--- start of Entries ---

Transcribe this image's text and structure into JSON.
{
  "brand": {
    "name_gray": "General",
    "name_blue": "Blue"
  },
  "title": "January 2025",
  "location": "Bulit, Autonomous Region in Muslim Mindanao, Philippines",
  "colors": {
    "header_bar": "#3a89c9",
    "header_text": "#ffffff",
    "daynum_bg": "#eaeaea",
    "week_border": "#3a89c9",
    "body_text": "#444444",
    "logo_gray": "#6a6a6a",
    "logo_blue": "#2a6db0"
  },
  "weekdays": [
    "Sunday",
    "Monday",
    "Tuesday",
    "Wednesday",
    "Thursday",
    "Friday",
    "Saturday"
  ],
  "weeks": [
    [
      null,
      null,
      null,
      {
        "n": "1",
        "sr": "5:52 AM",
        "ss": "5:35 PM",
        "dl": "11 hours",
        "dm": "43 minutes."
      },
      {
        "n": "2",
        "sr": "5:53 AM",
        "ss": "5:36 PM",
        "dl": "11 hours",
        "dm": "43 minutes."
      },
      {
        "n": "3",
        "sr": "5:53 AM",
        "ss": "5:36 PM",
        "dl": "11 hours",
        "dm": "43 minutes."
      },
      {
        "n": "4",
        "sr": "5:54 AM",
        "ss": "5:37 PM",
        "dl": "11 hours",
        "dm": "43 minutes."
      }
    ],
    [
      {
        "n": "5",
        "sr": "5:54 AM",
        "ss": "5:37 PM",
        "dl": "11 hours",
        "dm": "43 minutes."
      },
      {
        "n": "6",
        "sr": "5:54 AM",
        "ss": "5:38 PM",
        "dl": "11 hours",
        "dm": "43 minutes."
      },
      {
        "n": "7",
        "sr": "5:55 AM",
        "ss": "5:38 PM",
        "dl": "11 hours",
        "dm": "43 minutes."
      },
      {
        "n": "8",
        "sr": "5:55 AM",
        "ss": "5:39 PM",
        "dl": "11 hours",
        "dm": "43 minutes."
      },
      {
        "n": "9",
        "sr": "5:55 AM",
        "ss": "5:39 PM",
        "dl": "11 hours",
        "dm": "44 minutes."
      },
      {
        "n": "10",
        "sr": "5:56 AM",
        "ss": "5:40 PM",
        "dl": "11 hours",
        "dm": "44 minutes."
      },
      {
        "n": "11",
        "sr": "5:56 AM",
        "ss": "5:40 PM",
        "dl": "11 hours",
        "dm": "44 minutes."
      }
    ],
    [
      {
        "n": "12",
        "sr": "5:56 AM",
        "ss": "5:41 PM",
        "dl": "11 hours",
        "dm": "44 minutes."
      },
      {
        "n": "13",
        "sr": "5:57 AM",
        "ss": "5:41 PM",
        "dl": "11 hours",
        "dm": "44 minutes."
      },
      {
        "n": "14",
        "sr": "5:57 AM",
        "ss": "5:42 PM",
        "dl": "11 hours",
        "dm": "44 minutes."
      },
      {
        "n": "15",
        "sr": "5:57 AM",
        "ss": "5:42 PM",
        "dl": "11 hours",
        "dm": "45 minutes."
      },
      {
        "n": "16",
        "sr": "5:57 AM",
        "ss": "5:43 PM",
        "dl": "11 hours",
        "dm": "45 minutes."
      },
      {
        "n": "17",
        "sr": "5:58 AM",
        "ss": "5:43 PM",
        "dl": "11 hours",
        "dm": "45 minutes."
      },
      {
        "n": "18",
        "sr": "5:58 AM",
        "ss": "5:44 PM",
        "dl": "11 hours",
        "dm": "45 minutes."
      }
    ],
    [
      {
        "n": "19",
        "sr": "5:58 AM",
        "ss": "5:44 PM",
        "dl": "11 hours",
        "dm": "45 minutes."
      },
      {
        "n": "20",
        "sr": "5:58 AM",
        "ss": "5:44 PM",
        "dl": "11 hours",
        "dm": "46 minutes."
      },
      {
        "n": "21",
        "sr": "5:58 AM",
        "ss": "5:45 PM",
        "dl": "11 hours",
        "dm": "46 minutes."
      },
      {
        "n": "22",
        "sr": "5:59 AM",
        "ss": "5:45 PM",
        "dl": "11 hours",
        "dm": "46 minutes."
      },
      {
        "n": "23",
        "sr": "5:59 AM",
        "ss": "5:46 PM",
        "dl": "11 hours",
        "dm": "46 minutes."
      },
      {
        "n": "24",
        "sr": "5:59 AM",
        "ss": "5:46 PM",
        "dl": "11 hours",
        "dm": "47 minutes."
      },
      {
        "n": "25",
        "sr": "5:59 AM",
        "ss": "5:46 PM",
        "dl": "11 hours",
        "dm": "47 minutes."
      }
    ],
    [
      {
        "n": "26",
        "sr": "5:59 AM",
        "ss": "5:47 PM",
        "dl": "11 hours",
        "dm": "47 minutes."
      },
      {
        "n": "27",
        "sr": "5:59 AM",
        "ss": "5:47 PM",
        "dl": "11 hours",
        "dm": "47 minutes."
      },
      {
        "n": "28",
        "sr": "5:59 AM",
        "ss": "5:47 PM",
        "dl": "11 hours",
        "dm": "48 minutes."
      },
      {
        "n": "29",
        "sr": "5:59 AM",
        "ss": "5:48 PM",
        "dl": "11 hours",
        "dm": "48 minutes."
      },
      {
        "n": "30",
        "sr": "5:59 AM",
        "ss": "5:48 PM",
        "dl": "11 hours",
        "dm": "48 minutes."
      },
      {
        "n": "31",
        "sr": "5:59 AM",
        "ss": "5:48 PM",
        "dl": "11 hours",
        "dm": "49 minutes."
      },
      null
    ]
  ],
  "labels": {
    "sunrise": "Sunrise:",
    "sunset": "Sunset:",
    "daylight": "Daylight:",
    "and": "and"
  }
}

--- end of Entries ---

» What is expected: Can you reproduce all the material exactly?

» Exercise solution:
Transcribe this image's text and structure into JSON.
{
  "brand": {
    "name_gray": "General",
    "name_blue": "Blue"
  },
  "title": "January 2025",
  "location": "Bulit, Autonomous Region in Muslim Mindanao, Philippines",
  "colors": {
    "header_bar": "#3a89c9",
    "header_text": "#ffffff",
    "daynum_bg": "#eaeaea",
    "week_border": "#3a89c9",
    "body_text": "#444444",
    "logo_gray": "#6a6a6a",
    "logo_blue": "#2a6db0"
  },
  "weekdays": [
    "Sunday",
    "Monday",
    "Tuesday",
    "Wednesday",
    "Thursday",
    "Friday",
    "Saturday"
  ],
  "weeks": [
    [
      null,
      null,
      null,
      {
        "n": "1",
        "sr": "5:52 AM",
        "ss": "5:35 PM",
        "dl": "11 hours",
        "dm": "43 minutes."
      },
      {
        "n": "2",
        "sr": "5:53 AM",
        "ss": "5:36 PM",
        "dl": "11 hours",
        "dm": "43 minutes."
      },
      {
        "n": "3",
        "sr": "5:53 AM",
        "ss": "5:36 PM",
        "dl": "11 hours",
        "dm": "43 minutes."
      },
      {
        "n": "4",
        "sr": "5:54 AM",
        "ss": "5:37 PM",
        "dl": "11 hours",
        "dm": "43 minutes."
      }
    ],
    [
      {
        "n": "5",
        "sr": "5:54 AM",
        "ss": "5:37 PM",
        "dl": "11 hours",
        "dm": "43 minutes."
      },
      {
        "n": "6",
        "sr": "5:54 AM",
        "ss": "5:38 PM",
        "dl": "11 hours",
        "dm": "43 minutes."
      },
      {
        "n": "7",
        "sr": "5:55 AM",
        "ss": "5:38 PM",
        "dl": "11 hours",
        "dm": "43 minutes."
      },
      {
        "n": "8",
        "sr": "5:55 AM",
        "ss": "5:39 PM",
        "dl": "11 hours",
        "dm": "43 minutes."
      },
      {
        "n": "9",
        "sr": "5:55 AM",
        "ss": "5:39 PM",
        "dl": "11 hours",
        "dm": "44 minutes."
      },
      {
        "n": "10",
        "sr": "5:56 AM",
        "ss": "5:40 PM",
        "dl": "11 hours",
        "dm": "44 minutes."
      },
      {
        "n": "11",
        "sr": "5:56 AM",
        "ss": "5:40 PM",
        "dl": "11 hours",
        "dm": "44 minutes."
      }
    ],
    [
      {
        "n": "12",
        "sr": "5:56 AM",
        "ss": "5:41 PM",
        "dl": "11 hours",
        "dm": "44 minutes."
      },
      {
        "n": "13",
        "sr": "5:57 AM",
        "ss": "5:41 PM",
        "dl": "11 hours",
        "dm": "44 minutes."
      },
      {
        "n": "14",
        "sr": "5:57 AM",
        "ss": "5:42 PM",
        "dl": "11 hours",
        "dm": "44 minutes."
      },
      {
        "n": "15",
        "sr": "5:57 AM",
        "ss": "5:42 PM",
        "dl": "11 hours",
        "dm": "45 minutes."
      },
      {
        "n": "16",
        "sr": "5:57 AM",
        "ss": "5:43 PM",
        "dl": "11 hours",
        "dm": "45 minutes."
      },
      {
        "n": "17",
        "sr": "5:58 AM",
        "ss": "5:43 PM",
        "dl": "11 hours",
        "dm": "45 minutes."
      },
      {
        "n": "18",
        "sr": "5:58 AM",
        "ss": "5:44 PM",
        "dl": "11 hours",
        "dm": "45 minutes."
      }
    ],
    [
      {
        "n": "19",
        "sr": "5:58 AM",
        "ss": "5:44 PM",
        "dl": "11 hours",
        "dm": "45 minutes."
      },
      {
        "n": "20",
        "sr": "5:58 AM",
        "ss": "5:44 PM",
        "dl": "11 hours",
        "dm": "46 minutes."
      },
      {
        "n": "21",
        "sr": "5:58 AM",
        "ss": "5:45 PM",
        "dl": "11 hours",
        "dm": "46 minutes."
      },
      {
        "n": "22",
        "sr": "5:59 AM",
        "ss": "5:45 PM",
        "dl": "11 hours",
        "dm": "46 minutes."
      },
      {
        "n": "23",
        "sr": "5:59 AM",
        "ss": "5:46 PM",
        "dl": "11 hours",
        "dm": "46 minutes."
      },
      {
        "n": "24",
        "sr": "5:59 AM",
        "ss": "5:46 PM",
        "dl": "11 hours",
        "dm": "47 minutes."
      },
      {
        "n": "25",
        "sr": "5:59 AM",
        "ss": "5:46 PM",
        "dl": "11 hours",
        "dm": "47 minutes."
      }
    ],
    [
      {
        "n": "26",
        "sr": "5:59 AM",
        "ss": "5:47 PM",
        "dl": "11 hours",
        "dm": "47 minutes."
      },
      {
        "n": "27",
        "sr": "5:59 AM",
        "ss": "5:47 PM",
        "dl": "11 hours",
        "dm": "47 minutes."
      },
      {
        "n": "28",
        "sr": "5:59 AM",
        "ss": "5:47 PM",
        "dl": "11 hours",
        "dm": "48 minutes."
      },
      {
        "n": "29",
        "sr": "5:59 AM",
        "ss": "5:48 PM",
        "dl": "11 hours",
        "dm": "48 minutes."
      },
      {
        "n": "30",
        "sr": "5:59 AM",
        "ss": "5:48 PM",
        "dl": "11 hours",
        "dm": "48 minutes."
      },
      {
        "n": "31",
        "sr": "5:59 AM",
        "ss": "5:48 PM",
        "dl": "11 hours",
        "dm": "49 minutes."
      },
      null
    ]
  ],
  "labels": {
    "sunrise": "Sunrise:",
    "sunset": "Sunset:",
    "daylight": "Daylight:",
    "and": "and"
  }
}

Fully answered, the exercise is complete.